* **REQUIREMENT**: Find the lines holding the word "граница" and collect them.

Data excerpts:
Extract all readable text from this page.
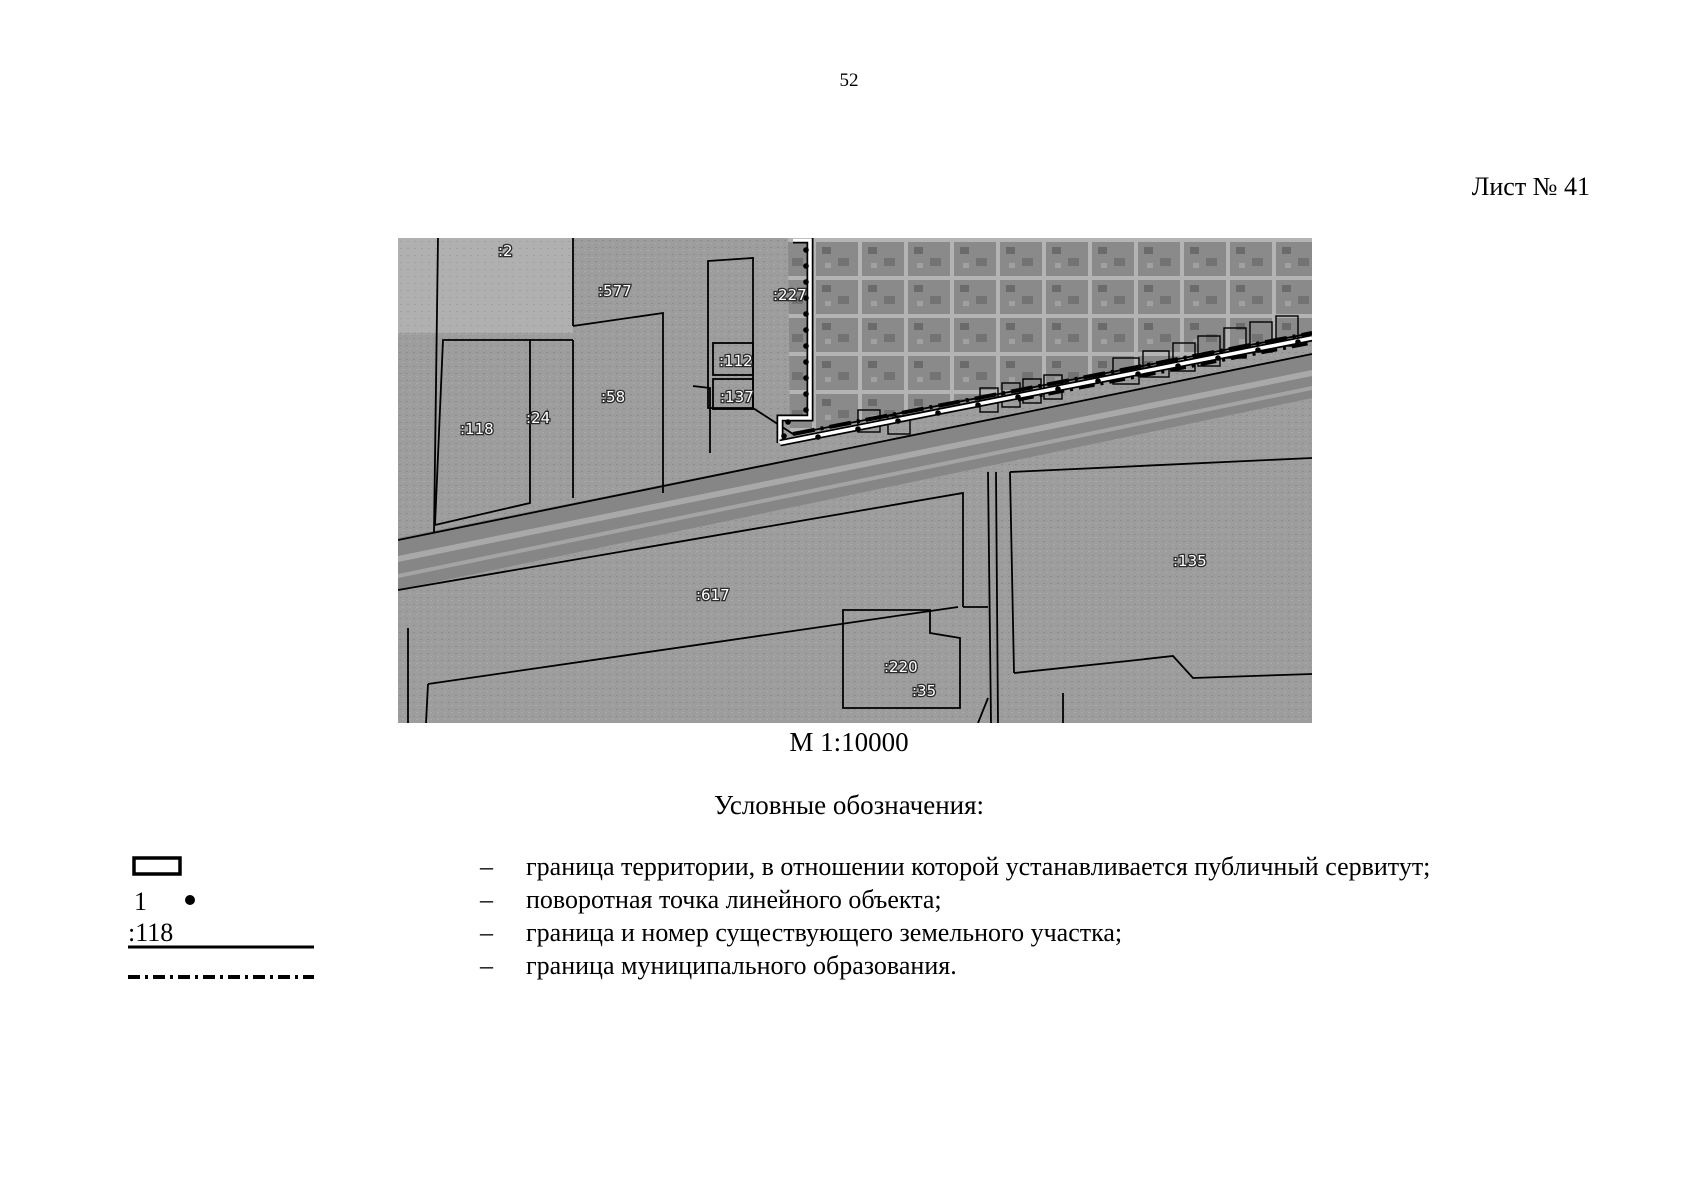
52
Лист № 41
:2
:577	:227
:112
:137
:58
:118
:24
:135
:617
:220
:35
М 1:10000
Условные обозначения:
– граница территории, в отношении которой устанавливается публичный сервитут;
1	– поворотная точка линейного объекта;
:118	– граница и номер существующего земельного участка;
– граница муниципального образования.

* **WRITTEN ANSWER**:
– граница территории, в отношении которой устанавливается публичный сервитут;
:118	– граница и номер существующего земельного участка;
– граница муниципального образования.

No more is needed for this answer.